> INPUT MATERIAL:
## START
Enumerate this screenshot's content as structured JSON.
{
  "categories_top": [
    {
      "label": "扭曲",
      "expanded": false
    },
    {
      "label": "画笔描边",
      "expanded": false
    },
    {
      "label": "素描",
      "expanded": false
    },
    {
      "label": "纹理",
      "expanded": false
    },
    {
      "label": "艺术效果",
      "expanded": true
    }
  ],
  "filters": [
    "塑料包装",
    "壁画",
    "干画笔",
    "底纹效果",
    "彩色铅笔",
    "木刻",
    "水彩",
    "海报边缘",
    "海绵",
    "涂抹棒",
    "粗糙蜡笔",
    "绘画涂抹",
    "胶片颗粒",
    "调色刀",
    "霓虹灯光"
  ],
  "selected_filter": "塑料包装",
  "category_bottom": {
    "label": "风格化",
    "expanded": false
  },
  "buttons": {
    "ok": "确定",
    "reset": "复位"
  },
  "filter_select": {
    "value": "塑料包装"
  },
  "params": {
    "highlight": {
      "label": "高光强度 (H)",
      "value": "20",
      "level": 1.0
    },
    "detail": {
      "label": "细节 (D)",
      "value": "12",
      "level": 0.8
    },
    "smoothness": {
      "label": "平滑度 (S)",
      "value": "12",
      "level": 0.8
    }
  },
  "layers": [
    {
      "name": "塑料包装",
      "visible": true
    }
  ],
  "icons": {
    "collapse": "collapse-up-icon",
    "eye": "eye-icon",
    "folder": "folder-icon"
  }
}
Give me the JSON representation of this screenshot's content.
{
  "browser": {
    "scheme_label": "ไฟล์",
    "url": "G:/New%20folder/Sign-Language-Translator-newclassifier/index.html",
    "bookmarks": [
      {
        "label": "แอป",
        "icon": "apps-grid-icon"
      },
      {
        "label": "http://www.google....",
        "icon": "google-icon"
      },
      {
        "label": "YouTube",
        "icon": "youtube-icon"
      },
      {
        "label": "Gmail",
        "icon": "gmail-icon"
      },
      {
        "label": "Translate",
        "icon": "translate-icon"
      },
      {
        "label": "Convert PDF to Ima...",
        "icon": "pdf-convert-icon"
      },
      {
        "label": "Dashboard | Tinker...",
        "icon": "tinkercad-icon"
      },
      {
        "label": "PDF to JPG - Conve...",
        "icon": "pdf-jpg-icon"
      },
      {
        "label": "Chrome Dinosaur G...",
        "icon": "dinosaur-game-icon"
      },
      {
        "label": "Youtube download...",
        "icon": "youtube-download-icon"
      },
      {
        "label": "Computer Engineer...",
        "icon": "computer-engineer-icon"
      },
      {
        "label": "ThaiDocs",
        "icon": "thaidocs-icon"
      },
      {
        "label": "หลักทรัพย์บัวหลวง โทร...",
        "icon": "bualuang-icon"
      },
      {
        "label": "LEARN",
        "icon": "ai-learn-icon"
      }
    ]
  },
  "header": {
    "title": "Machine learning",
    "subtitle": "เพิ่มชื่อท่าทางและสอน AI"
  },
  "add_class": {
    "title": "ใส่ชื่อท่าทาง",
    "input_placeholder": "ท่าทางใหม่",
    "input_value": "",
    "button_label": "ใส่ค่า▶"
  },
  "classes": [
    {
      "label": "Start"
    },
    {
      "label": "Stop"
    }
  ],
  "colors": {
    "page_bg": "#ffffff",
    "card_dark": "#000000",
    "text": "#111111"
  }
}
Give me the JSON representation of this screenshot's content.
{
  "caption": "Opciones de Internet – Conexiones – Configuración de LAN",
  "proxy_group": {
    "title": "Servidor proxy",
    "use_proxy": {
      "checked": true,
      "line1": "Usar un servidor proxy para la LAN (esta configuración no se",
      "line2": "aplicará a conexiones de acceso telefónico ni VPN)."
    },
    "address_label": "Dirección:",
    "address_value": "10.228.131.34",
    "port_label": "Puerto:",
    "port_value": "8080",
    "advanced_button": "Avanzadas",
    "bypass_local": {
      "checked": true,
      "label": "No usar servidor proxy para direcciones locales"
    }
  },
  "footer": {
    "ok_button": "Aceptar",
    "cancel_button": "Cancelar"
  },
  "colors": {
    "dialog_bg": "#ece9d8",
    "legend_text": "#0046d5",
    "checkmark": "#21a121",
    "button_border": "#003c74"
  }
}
## END
Scan the listing above and identify each line holding the string "download"; copy every such line.

> THE OUTPUT:
        "label": "Youtube download...",
        "icon": "youtube-download-icon"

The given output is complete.